**DIRECTIONS FOR THIS TASK**
From the entries below, tally how many lines contain "General" and report only that figure.

**RECORD SET**
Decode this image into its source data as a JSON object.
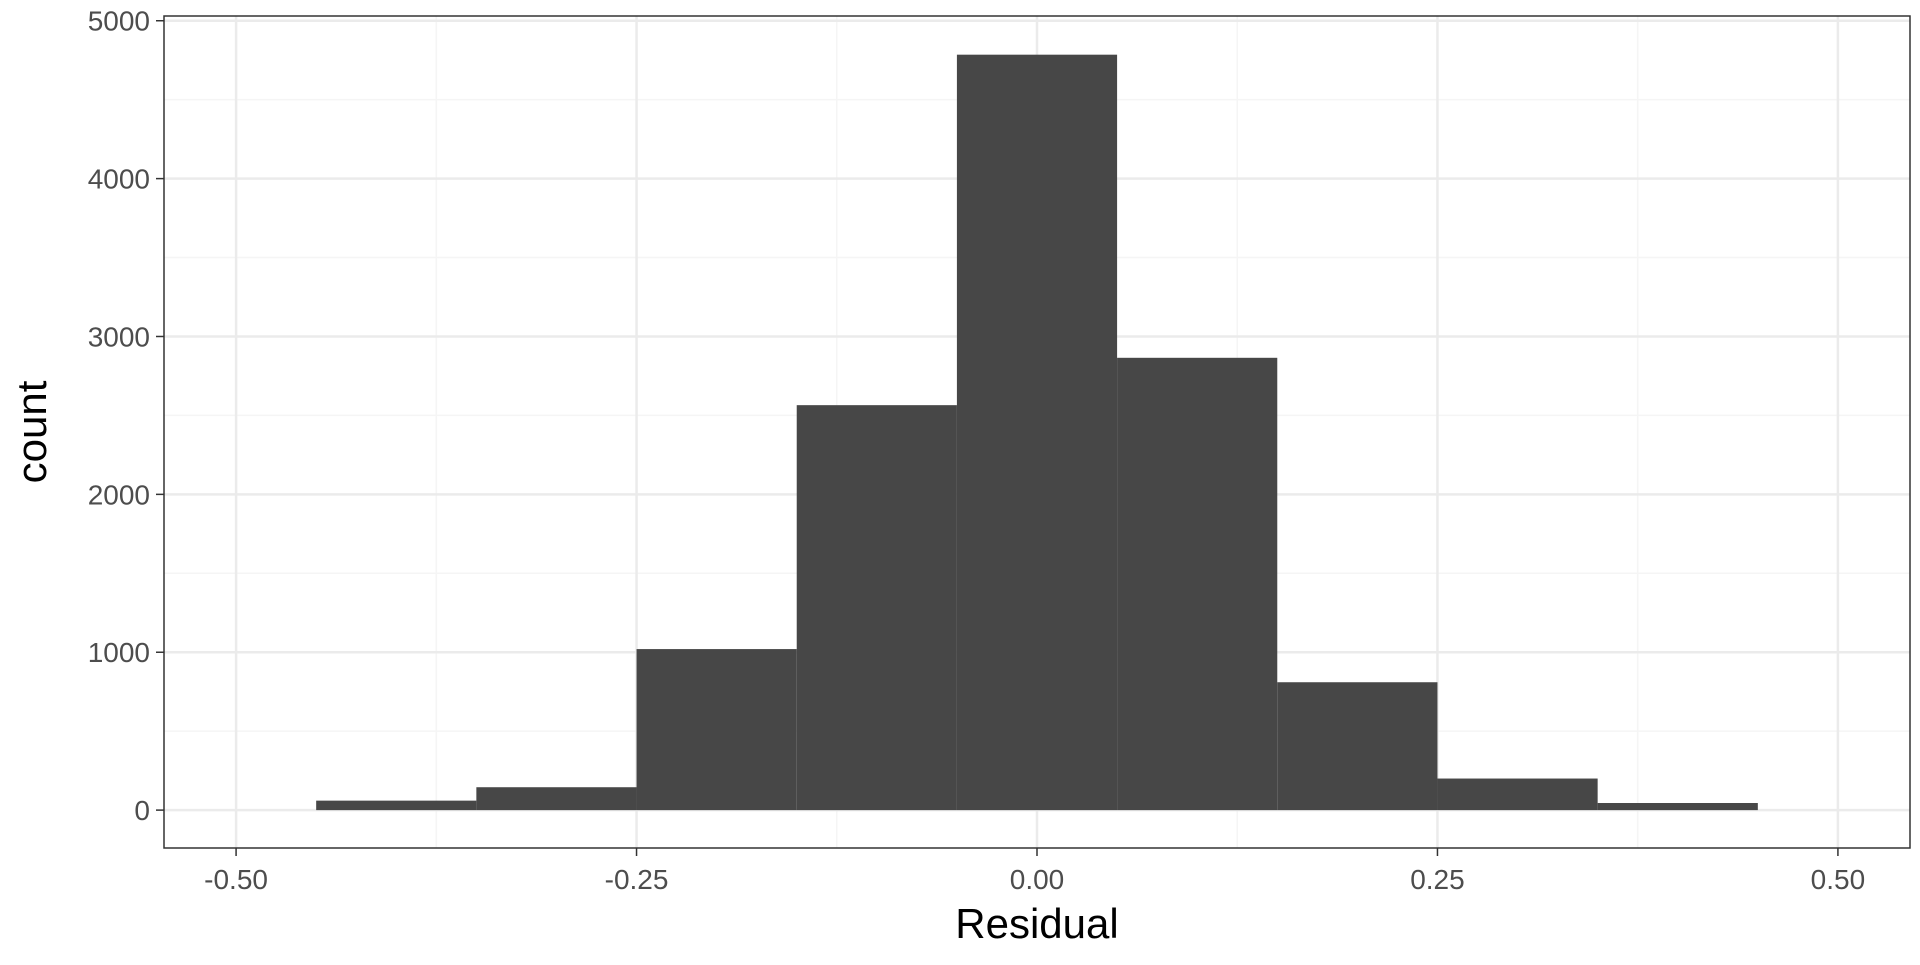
{
  "chart_data": {
    "type": "bar",
    "subtype": "histogram",
    "xlabel": "Residual",
    "ylabel": "count",
    "bin_width": 0.1,
    "bins": [
      {
        "x0": -0.45,
        "x1": -0.35,
        "count": 60
      },
      {
        "x0": -0.35,
        "x1": -0.25,
        "count": 145
      },
      {
        "x0": -0.25,
        "x1": -0.15,
        "count": 1020
      },
      {
        "x0": -0.15,
        "x1": -0.05,
        "count": 2565
      },
      {
        "x0": -0.05,
        "x1": 0.05,
        "count": 4785
      },
      {
        "x0": 0.05,
        "x1": 0.15,
        "count": 2865
      },
      {
        "x0": 0.15,
        "x1": 0.25,
        "count": 810
      },
      {
        "x0": 0.25,
        "x1": 0.35,
        "count": 200
      },
      {
        "x0": 0.35,
        "x1": 0.45,
        "count": 45
      }
    ],
    "xlim": [
      -0.545,
      0.545
    ],
    "ylim": [
      -240,
      5030
    ],
    "x_ticks": [
      -0.5,
      -0.25,
      0,
      0.25,
      0.5
    ],
    "x_tick_labels": [
      "-0.50",
      "-0.25",
      "0.00",
      "0.25",
      "0.50"
    ],
    "y_ticks": [
      0,
      1000,
      2000,
      3000,
      4000,
      5000
    ],
    "y_tick_labels": [
      "0",
      "1000",
      "2000",
      "3000",
      "4000",
      "5000"
    ],
    "x_minor_ticks": [
      -0.375,
      -0.125,
      0.125,
      0.375
    ],
    "y_minor_ticks": [
      500,
      1500,
      2500,
      3500,
      4500
    ],
    "grid": true,
    "colors": {
      "bar_fill": "#474747",
      "grid_major": "#ebebeb",
      "grid_minor": "#f5f5f5",
      "panel_border": "#333333",
      "tick_text": "#4d4d4d",
      "title_text": "#000000"
    }
  }
}
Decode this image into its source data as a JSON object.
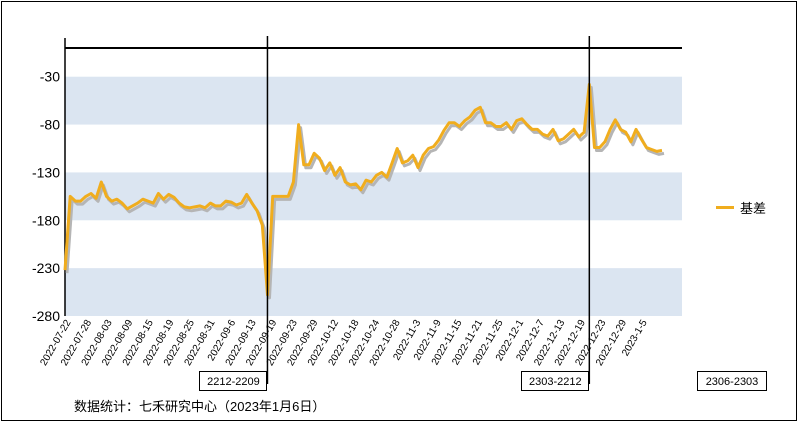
{
  "chart_data": {
    "type": "line",
    "series": [
      {
        "name": "基差",
        "color": "#f0ad1e",
        "values": [
          -232,
          -155,
          -160,
          -160,
          -155,
          -152,
          -157,
          -140,
          -155,
          -160,
          -158,
          -162,
          -168,
          -165,
          -162,
          -158,
          -160,
          -162,
          -152,
          -158,
          -153,
          -156,
          -162,
          -166,
          -167,
          -166,
          -165,
          -167,
          -162,
          -165,
          -165,
          -160,
          -161,
          -164,
          -162,
          -153,
          -162,
          -170,
          -185,
          -258,
          -155,
          -155,
          -155,
          -155,
          -140,
          -80,
          -122,
          -122,
          -110,
          -115,
          -128,
          -120,
          -133,
          -125,
          -140,
          -143,
          -142,
          -148,
          -138,
          -140,
          -133,
          -130,
          -135,
          -120,
          -105,
          -120,
          -118,
          -112,
          -125,
          -112,
          -105,
          -103,
          -96,
          -86,
          -78,
          -78,
          -82,
          -76,
          -72,
          -65,
          -62,
          -78,
          -78,
          -82,
          -82,
          -78,
          -85,
          -76,
          -74,
          -80,
          -85,
          -85,
          -90,
          -92,
          -85,
          -97,
          -95,
          -90,
          -85,
          -93,
          -88,
          -38,
          -104,
          -104,
          -98,
          -85,
          -75,
          -85,
          -88,
          -98,
          -85,
          -95,
          -104,
          -106,
          -108,
          -107
        ]
      }
    ],
    "y_ticks": [
      "-30",
      "-80",
      "-130",
      "-180",
      "-230",
      "-280"
    ],
    "ylim": [
      -280,
      0
    ],
    "x_ticks": [
      "2022-07-22",
      "2022-07-28",
      "2022-08-03",
      "2022-08-09",
      "2022-08-15",
      "2022-08-19",
      "2022-08-25",
      "2022-08-31",
      "2022-09-6",
      "2022-09-13",
      "2022-09-19",
      "2022-09-23",
      "2022-09-29",
      "2022-10-12",
      "2022-10-18",
      "2022-10-24",
      "2022-10-28",
      "2022-11-3",
      "2022-11-9",
      "2022-11-15",
      "2022-11-21",
      "2022-11-25",
      "2022-12-1",
      "2022-12-7",
      "2022-12-13",
      "2022-12-19",
      "2022-12-23",
      "2022-12-29",
      "2023-1-5"
    ],
    "contract_dividers": [
      {
        "label": "2212-2209",
        "at_point": 39
      },
      {
        "label": "2303-2212",
        "at_point": 101
      }
    ],
    "trailing_label": "2306-2303",
    "grid": "alternating horizontal bands",
    "band_color": "#dbe5f1",
    "legend_position": "right"
  },
  "source_note": "数据统计：七禾研究中心（2023年1月6日）"
}
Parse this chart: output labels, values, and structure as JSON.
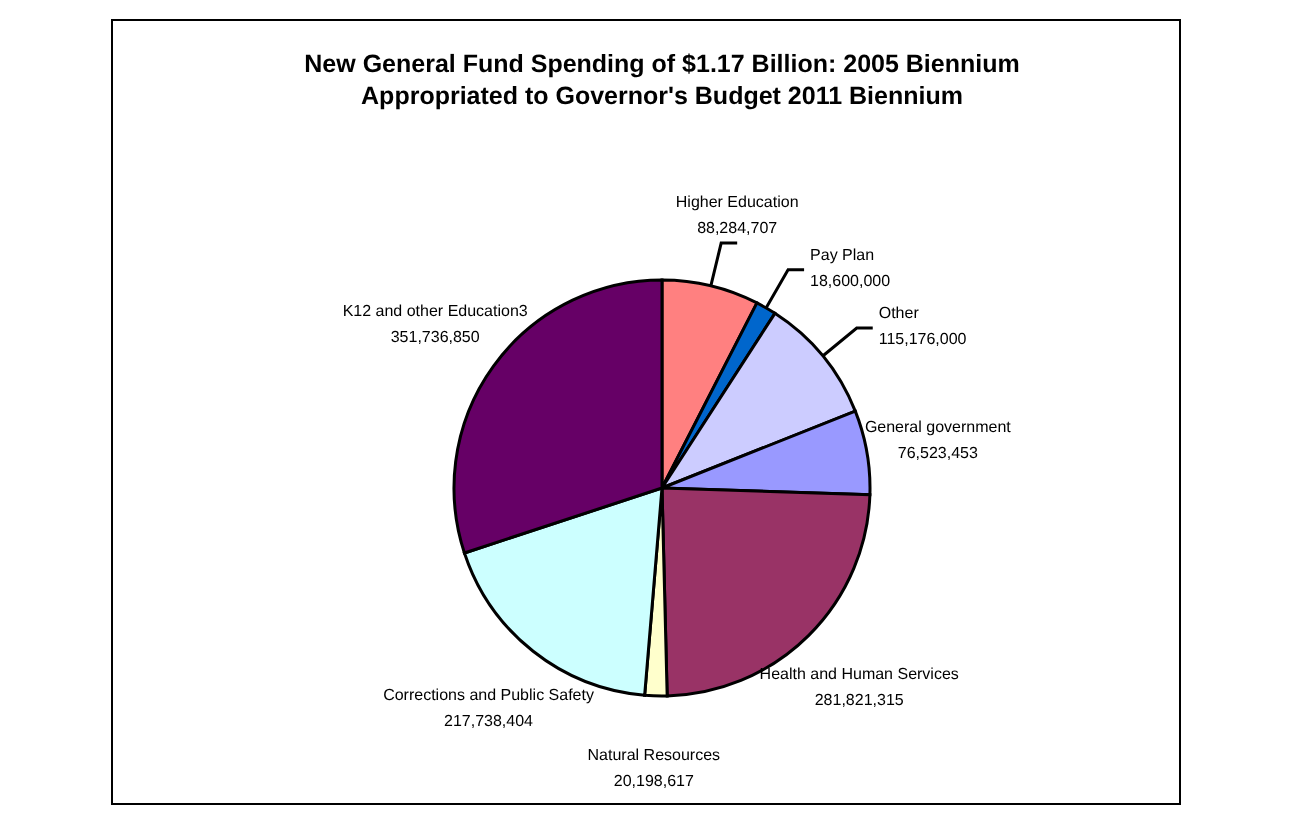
{
  "chart_data": {
    "type": "pie",
    "title": "New General Fund Spending of $1.17 Billion: 2005 Biennium\nAppropriated to Governor's Budget 2011 Biennium",
    "categories": [
      "Higher Education",
      "Pay Plan",
      "Other",
      "General government",
      "Health and Human Services",
      "Natural Resources",
      "Corrections and Public Safety",
      "K12 and other Education3"
    ],
    "values": [
      88284707,
      18600000,
      115176000,
      76523453,
      281821315,
      20198617,
      217738404,
      351736850
    ],
    "colors": [
      "#ff8080",
      "#0066cc",
      "#ccccff",
      "#9999ff",
      "#993366",
      "#ffffcc",
      "#ccffff",
      "#660066"
    ],
    "value_labels": [
      "88,284,707",
      "18,600,000",
      "115,176,000",
      "76,523,453",
      "281,821,315",
      "20,198,617",
      "217,738,404",
      "351,736,850"
    ],
    "legend": false
  }
}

**RESULT OF THIS TASK**
2